#### Dataset entries ####

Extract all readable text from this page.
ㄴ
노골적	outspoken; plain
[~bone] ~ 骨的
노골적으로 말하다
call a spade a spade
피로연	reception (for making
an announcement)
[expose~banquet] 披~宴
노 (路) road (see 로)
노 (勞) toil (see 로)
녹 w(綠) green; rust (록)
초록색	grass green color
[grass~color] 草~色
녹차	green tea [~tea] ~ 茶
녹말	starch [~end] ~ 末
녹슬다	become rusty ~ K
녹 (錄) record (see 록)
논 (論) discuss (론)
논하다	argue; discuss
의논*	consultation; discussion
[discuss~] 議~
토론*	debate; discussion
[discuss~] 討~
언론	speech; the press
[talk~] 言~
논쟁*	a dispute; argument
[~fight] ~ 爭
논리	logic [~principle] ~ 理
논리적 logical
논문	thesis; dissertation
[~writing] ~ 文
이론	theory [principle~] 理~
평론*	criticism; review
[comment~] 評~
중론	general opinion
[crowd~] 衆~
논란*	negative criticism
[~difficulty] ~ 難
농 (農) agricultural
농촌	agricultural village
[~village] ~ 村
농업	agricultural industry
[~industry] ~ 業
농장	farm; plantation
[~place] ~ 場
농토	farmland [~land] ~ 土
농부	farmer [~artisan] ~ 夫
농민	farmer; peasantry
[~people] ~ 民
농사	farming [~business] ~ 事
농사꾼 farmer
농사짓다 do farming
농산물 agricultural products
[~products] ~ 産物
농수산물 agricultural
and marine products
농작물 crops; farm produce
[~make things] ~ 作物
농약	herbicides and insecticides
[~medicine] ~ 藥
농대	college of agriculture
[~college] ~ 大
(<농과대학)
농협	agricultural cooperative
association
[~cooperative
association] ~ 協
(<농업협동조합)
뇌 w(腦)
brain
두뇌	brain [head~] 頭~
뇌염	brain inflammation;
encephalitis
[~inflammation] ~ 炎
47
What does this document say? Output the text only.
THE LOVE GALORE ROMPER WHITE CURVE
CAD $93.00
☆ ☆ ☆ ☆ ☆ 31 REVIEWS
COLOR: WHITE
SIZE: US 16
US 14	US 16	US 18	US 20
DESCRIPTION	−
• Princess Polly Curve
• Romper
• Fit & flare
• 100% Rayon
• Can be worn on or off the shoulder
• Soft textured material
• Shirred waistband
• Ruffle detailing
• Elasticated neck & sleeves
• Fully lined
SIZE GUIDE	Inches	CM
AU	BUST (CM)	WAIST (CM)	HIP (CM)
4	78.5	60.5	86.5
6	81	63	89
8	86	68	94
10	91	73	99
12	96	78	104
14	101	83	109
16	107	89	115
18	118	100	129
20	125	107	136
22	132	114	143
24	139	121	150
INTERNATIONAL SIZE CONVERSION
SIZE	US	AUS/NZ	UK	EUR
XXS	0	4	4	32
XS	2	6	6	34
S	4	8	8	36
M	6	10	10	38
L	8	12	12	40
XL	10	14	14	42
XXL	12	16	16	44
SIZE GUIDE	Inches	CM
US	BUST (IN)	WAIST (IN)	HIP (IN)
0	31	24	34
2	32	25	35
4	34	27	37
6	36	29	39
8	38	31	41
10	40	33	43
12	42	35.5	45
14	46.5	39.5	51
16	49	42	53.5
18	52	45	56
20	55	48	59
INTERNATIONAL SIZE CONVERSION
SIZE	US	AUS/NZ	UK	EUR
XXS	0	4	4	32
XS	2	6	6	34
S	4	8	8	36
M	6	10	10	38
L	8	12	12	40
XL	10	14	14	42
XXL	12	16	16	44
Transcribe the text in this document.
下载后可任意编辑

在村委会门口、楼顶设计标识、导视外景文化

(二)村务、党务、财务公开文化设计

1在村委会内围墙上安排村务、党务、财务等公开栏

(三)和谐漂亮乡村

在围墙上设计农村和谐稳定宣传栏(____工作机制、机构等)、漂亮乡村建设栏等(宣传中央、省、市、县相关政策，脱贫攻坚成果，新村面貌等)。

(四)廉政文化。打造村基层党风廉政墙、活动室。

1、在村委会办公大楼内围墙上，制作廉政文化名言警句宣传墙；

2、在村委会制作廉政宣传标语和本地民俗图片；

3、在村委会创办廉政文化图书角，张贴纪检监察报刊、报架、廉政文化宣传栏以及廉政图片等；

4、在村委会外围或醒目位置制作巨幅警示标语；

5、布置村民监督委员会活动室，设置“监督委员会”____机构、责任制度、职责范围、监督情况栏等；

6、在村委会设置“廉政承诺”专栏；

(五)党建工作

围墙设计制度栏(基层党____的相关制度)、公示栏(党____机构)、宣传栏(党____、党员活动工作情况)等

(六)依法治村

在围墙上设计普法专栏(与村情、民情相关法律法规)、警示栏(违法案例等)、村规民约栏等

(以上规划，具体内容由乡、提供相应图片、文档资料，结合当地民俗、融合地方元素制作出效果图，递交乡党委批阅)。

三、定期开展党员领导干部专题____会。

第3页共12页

####

§ The problem
Write the material out exactly, with nothing left out.

§ Exercise result
Extract all readable text from this page.
ㄴ
노골적	outspoken; plain
[~bone] ~ 骨的
노골적으로 말하다
call a spade a spade
피로연	reception (for making
an announcement)
[expose~banquet] 披~宴
노 (路) road (see 로)
노 (勞) toil (see 로)
녹 w(綠) green; rust (록)
초록색	grass green color
[grass~color] 草~色
녹차	green tea [~tea] ~ 茶
녹말	starch [~end] ~ 末
녹슬다	become rusty ~ K
녹 (錄) record (see 록)
논 (論) discuss (론)
논하다	argue; discuss
의논*	consultation; discussion
[discuss~] 議~
토론*	debate; discussion
[discuss~] 討~
언론	speech; the press
[talk~] 言~
논쟁*	a dispute; argument
[~fight] ~ 爭
논리	logic [~principle] ~ 理
논리적 logical
논문	thesis; dissertation
[~writing] ~ 文
이론	theory [principle~] 理~
평론*	criticism; review
[comment~] 評~
중론	general opinion
[crowd~] 衆~
논란*	negative criticism
[~difficulty] ~ 難
농 (農) agricultural
농촌	agricultural village
[~village] ~ 村
농업	agricultural industry
[~industry] ~ 業
농장	farm; plantation
[~place] ~ 場
농토	farmland [~land] ~ 土
농부	farmer [~artisan] ~ 夫
농민	farmer; peasantry
[~people] ~ 民
농사	farming [~business] ~ 事
농사꾼 farmer
농사짓다 do farming
농산물 agricultural products
[~products] ~ 産物
농수산물 agricultural
and marine products
농작물 crops; farm produce
[~make things] ~ 作物
농약	herbicides and insecticides
[~medicine] ~ 藥
농대	college of agriculture
[~college] ~ 大
(<농과대학)
농협	agricultural cooperative
association
[~cooperative
association] ~ 協
(<농업협동조합)
뇌 w(腦)
brain
두뇌	brain [head~] 頭~
뇌염	brain inflammation;
encephalitis
[~inflammation] ~ 炎
47
What does this document say? Output the text only.
THE LOVE GALORE ROMPER WHITE CURVE
CAD $93.00
☆ ☆ ☆ ☆ ☆ 31 REVIEWS
COLOR: WHITE
SIZE: US 16
US 14	US 16	US 18	US 20
DESCRIPTION	−
• Princess Polly Curve
• Romper
• Fit & flare
• 100% Rayon
• Can be worn on or off the shoulder
• Soft textured material
• Shirred waistband
• Ruffle detailing
• Elasticated neck & sleeves
• Fully lined
SIZE GUIDE	Inches	CM
AU	BUST (CM)	WAIST (CM)	HIP (CM)
4	78.5	60.5	86.5
6	81	63	89
8	86	68	94
10	91	73	99
12	96	78	104
14	101	83	109
16	107	89	115
18	118	100	129
20	125	107	136
22	132	114	143
24	139	121	150
INTERNATIONAL SIZE CONVERSION
SIZE	US	AUS/NZ	UK	EUR
XXS	0	4	4	32
XS	2	6	6	34
S	4	8	8	36
M	6	10	10	38
L	8	12	12	40
XL	10	14	14	42
XXL	12	16	16	44
SIZE GUIDE	Inches	CM
US	BUST (IN)	WAIST (IN)	HIP (IN)
0	31	24	34
2	32	25	35
4	34	27	37
6	36	29	39
8	38	31	41
10	40	33	43
12	42	35.5	45
14	46.5	39.5	51
16	49	42	53.5
18	52	45	56
20	55	48	59
INTERNATIONAL SIZE CONVERSION
SIZE	US	AUS/NZ	UK	EUR
XXS	0	4	4	32
XS	2	6	6	34
S	4	8	8	36
M	6	10	10	38
L	8	12	12	40
XL	10	14	14	42
XXL	12	16	16	44
Transcribe the text in this document.
下载后可任意编辑

在村委会门口、楼顶设计标识、导视外景文化

(二)村务、党务、财务公开文化设计

1在村委会内围墙上安排村务、党务、财务等公开栏

(三)和谐漂亮乡村

在围墙上设计农村和谐稳定宣传栏(____工作机制、机构等)、漂亮乡村建设栏等(宣传中央、省、市、县相关政策，脱贫攻坚成果，新村面貌等)。

(四)廉政文化。打造村基层党风廉政墙、活动室。

1、在村委会办公大楼内围墙上，制作廉政文化名言警句宣传墙；

2、在村委会制作廉政宣传标语和本地民俗图片；

3、在村委会创办廉政文化图书角，张贴纪检监察报刊、报架、廉政文化宣传栏以及廉政图片等；

4、在村委会外围或醒目位置制作巨幅警示标语；

5、布置村民监督委员会活动室，设置“监督委员会”____机构、责任制度、职责范围、监督情况栏等；

6、在村委会设置“廉政承诺”专栏；

(五)党建工作

围墙设计制度栏(基层党____的相关制度)、公示栏(党____机构)、宣传栏(党____、党员活动工作情况)等

(六)依法治村

在围墙上设计普法专栏(与村情、民情相关法律法规)、警示栏(违法案例等)、村规民约栏等

(以上规划，具体内容由乡、提供相应图片、文档资料，结合当地民俗、融合地方元素制作出效果图，递交乡党委批阅)。

三、定期开展党员领导干部专题____会。

第3页共12页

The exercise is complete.